TO DO:
Copy each line that contains the word "нарушения".

------ SUPPLIED ENTRIES

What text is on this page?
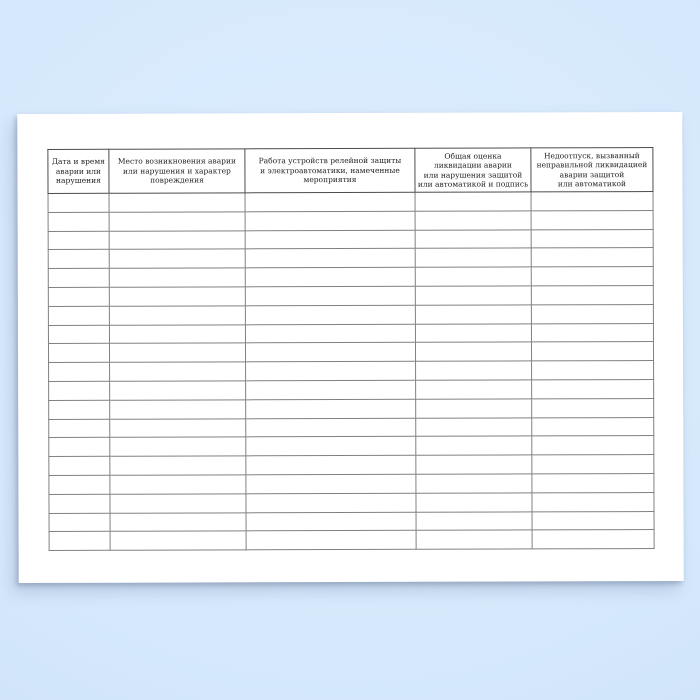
Дата и время
аварии или
нарушения	Место возникновения аварии
или нарушения и характер
повреждения	Работа устройств релейной защиты
и электроавтоматики, намеченные
мероприятия	Общая оценка
ликвидации аварии
или нарушения защитой
или автоматикой и подпись	Недоотпуск, вызванный
неправильной ликвидацией
аварии защитой
или автоматикой
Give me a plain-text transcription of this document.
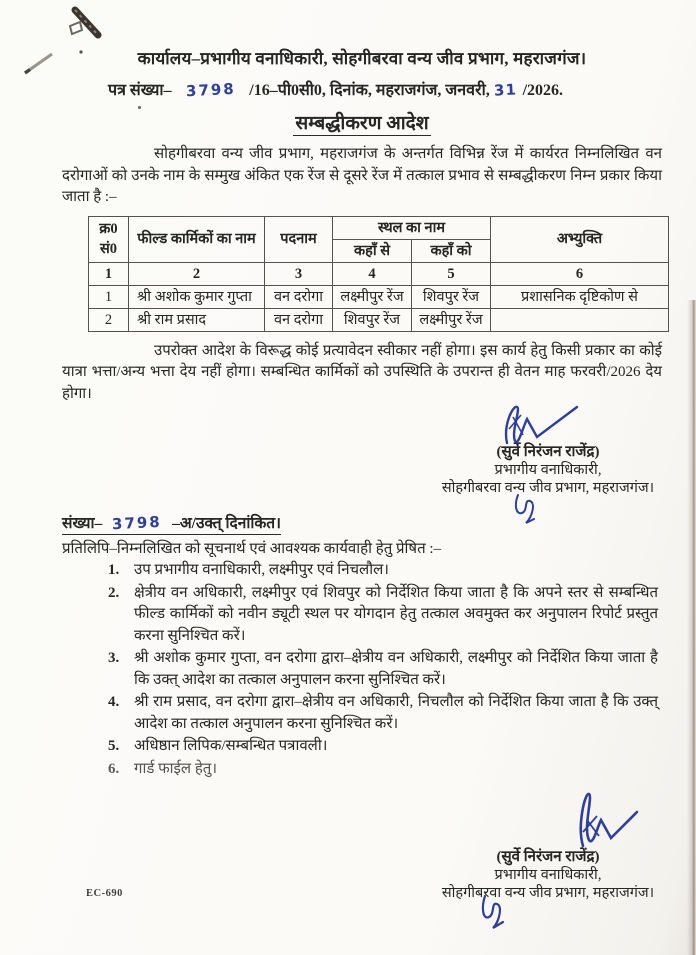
कार्यालय–प्रभागीय वनाधिकारी, सोहगीबरवा वन्य जीव प्रभाग, महराजगंज।
पत्र संख्या– 3798 /16–पी0सी0, दिनांक, महराजगंज, जनवरी, 31 /2026.
सम्बद्धीकरण आदेश
सोहगीबरवा वन्य जीव प्रभाग, महराजगंज के अन्तर्गत विभिन्न रेंज में कार्यरत निम्नलिखित वन दरोगाओं को उनके नाम के सम्मुख अंकित एक रेंज से दूसरे रेंज में तत्काल प्रभाव से सम्बद्धीकरण निम्न प्रकार किया जाता है :–
क्र0
सं0	फील्ड कार्मिकों का नाम	पदनाम	स्थल का नाम		अभ्युक्ति
			कहाँ से	कहाँ को	
1	2	3	4	5	6
1	श्री अशोक कुमार गुप्ता	वन दरोगा	लक्ष्मीपुर रेंज	शिवपुर रेंज	प्रशासनिक दृष्टिकोण से
2	श्री राम प्रसाद	वन दरोगा	शिवपुर रेंज	लक्ष्मीपुर रेंज	
उपरोक्त आदेश के विरूद्ध कोई प्रत्यावेदन स्वीकार नहीं होगा। इस कार्य हेतु किसी प्रकार का कोई यात्रा भत्ता/अन्य भत्ता देय नहीं होगा। सम्बन्धित कार्मिकों को उपस्थिति के उपरान्त ही वेतन माह फरवरी/2026 देय होगा।
(सुर्वे निरंजन राजेंद्र)
प्रभागीय वनाधिकारी,
सोहगीबरवा वन्य जीव प्रभाग, महराजगंज।
संख्या– 3798 –अ/उक्त् दिनांकित।
प्रतिलिपि–निम्नलिखित को सूचनार्थ एवं आवश्यक कार्यवाही हेतु प्रेषित :–
1. उप प्रभागीय वनाधिकारी, लक्ष्मीपुर एवं निचलौल।
2. क्षेत्रीय वन अधिकारी, लक्ष्मीपुर एवं शिवपुर को निर्देशित किया जाता है कि अपने स्तर से सम्बन्धित फील्ड कार्मिकों को नवीन ड्यूटी स्थल पर योगदान हेतु तत्काल अवमुक्त कर अनुपालन रिपोर्ट प्रस्तुत करना सुनिश्चित करें।
3. श्री अशोक कुमार गुप्ता, वन दरोगा द्वारा–क्षेत्रीय वन अधिकारी, लक्ष्मीपुर को निर्देशित किया जाता है कि उक्त् आदेश का तत्काल अनुपालन करना सुनिश्चित करें।
4. श्री राम प्रसाद, वन दरोगा द्वारा–क्षेत्रीय वन अधिकारी, निचलौल को निर्देशित किया जाता है कि उक्त् आदेश का तत्काल अनुपालन करना सुनिश्चित करें।
5. अधिष्ठान लिपिक/सम्बन्धित पत्रावली।
6. गार्ड फाईल हेतु।
(सुर्वे निरंजन राजेंद्र)
प्रभागीय वनाधिकारी,
सोहगीबरवा वन्य जीव प्रभाग, महराजगंज।
EC-690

------------

OUTPUT FOR THIS EXERCISE:
нарушения	Место возникновения аварии
или нарушения и характер
или нарушения защитой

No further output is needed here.